• Written request
How many lines in these records hold the string "information"? Reply with the number alone.

— begin Data excerpts —

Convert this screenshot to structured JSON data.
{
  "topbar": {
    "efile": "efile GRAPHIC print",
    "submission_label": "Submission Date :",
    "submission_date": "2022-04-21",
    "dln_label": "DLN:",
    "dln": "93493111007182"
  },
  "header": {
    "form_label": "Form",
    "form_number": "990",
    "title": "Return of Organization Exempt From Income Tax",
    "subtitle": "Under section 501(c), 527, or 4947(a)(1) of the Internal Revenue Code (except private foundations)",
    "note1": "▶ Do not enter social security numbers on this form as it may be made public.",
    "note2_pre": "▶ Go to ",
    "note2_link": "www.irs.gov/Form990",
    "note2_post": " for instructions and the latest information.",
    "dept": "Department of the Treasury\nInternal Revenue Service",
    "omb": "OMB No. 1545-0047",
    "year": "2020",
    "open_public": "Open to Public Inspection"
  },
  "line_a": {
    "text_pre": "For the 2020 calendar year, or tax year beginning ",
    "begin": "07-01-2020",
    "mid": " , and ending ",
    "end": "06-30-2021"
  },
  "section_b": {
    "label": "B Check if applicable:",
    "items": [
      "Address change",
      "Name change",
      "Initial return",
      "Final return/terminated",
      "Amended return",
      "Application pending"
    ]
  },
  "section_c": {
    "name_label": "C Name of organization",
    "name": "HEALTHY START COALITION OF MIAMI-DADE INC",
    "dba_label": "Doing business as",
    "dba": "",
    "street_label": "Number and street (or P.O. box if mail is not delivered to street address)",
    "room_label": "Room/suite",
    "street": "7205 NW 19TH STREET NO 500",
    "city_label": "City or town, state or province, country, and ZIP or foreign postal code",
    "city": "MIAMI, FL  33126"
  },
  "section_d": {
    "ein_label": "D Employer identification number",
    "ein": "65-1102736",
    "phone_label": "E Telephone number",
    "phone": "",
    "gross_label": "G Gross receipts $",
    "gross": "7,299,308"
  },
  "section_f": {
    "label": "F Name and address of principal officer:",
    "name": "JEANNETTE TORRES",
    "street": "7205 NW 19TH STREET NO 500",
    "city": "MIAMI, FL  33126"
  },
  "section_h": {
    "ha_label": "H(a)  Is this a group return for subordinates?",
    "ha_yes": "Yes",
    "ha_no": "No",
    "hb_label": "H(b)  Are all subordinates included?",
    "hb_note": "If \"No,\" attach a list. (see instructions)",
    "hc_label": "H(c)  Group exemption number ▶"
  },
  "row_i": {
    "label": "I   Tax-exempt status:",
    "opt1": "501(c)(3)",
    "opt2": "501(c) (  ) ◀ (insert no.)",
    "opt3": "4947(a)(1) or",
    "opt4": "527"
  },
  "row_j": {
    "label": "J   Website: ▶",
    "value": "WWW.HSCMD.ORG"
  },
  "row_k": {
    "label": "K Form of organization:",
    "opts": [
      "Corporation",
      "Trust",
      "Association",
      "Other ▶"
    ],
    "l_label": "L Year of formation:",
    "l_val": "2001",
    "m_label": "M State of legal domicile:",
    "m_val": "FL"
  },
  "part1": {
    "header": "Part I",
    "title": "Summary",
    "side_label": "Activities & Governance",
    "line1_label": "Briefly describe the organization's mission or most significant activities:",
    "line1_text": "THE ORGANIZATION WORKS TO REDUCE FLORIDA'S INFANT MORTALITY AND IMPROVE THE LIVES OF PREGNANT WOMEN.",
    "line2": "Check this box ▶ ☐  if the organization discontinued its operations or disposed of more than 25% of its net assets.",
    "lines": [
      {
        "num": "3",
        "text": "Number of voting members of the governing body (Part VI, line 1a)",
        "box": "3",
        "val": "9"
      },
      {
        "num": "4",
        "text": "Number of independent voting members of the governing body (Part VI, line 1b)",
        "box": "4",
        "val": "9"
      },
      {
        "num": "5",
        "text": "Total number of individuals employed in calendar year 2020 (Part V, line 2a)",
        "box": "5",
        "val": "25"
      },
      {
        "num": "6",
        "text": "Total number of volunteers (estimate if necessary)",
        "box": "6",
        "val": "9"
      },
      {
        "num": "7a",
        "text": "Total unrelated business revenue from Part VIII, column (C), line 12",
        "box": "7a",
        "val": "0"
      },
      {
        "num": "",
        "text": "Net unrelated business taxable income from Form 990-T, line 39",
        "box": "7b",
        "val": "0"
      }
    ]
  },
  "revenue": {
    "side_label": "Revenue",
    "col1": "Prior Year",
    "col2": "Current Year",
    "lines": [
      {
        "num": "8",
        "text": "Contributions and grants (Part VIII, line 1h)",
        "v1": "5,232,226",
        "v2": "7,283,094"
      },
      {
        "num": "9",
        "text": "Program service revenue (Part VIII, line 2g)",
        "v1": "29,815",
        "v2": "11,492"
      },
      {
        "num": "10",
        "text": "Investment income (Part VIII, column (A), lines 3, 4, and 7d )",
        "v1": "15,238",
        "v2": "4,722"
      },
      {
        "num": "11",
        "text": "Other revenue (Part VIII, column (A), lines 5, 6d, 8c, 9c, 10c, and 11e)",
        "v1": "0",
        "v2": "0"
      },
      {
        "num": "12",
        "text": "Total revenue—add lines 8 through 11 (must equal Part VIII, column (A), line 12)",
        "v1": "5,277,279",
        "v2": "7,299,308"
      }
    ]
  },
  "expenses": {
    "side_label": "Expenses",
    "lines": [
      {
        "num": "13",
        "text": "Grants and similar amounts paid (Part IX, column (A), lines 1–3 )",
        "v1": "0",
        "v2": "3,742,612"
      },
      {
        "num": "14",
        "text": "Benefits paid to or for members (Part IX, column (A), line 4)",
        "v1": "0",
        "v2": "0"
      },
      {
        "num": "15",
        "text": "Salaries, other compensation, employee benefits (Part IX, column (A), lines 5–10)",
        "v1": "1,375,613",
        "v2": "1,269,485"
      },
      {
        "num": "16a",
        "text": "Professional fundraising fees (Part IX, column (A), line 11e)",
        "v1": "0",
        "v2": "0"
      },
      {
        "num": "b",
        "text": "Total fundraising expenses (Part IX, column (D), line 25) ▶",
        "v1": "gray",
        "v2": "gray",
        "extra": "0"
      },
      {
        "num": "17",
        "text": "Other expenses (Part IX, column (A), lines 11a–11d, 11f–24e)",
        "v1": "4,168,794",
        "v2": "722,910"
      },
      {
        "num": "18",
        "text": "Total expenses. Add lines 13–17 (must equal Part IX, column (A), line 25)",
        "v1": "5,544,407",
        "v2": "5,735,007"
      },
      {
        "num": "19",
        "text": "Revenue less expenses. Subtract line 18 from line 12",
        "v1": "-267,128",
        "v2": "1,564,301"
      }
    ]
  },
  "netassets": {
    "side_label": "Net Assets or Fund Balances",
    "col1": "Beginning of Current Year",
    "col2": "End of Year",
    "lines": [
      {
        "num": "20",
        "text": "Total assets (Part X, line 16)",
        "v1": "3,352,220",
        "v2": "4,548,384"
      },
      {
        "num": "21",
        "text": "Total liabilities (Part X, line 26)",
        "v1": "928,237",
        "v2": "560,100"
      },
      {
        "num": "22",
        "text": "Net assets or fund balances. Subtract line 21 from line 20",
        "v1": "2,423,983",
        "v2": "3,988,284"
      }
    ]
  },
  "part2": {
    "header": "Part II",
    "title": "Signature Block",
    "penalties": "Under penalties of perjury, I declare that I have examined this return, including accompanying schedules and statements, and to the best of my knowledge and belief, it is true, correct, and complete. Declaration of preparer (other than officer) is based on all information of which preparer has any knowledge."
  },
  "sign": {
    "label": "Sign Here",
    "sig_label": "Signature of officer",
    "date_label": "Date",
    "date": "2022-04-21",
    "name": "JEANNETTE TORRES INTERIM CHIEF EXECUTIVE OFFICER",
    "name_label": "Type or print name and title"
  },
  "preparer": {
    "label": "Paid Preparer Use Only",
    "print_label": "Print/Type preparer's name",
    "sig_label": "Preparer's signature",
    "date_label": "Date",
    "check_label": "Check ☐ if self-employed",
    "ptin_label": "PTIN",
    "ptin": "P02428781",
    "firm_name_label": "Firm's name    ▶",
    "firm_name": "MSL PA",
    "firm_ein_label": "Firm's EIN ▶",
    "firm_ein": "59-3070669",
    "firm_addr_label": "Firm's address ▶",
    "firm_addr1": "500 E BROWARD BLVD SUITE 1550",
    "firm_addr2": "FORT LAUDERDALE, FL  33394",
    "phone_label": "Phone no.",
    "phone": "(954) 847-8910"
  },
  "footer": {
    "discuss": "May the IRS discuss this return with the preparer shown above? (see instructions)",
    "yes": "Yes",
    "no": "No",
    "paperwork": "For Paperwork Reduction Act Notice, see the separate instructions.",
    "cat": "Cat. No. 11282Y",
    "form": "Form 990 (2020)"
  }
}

— end Data excerpts —

• Response to the exercise
2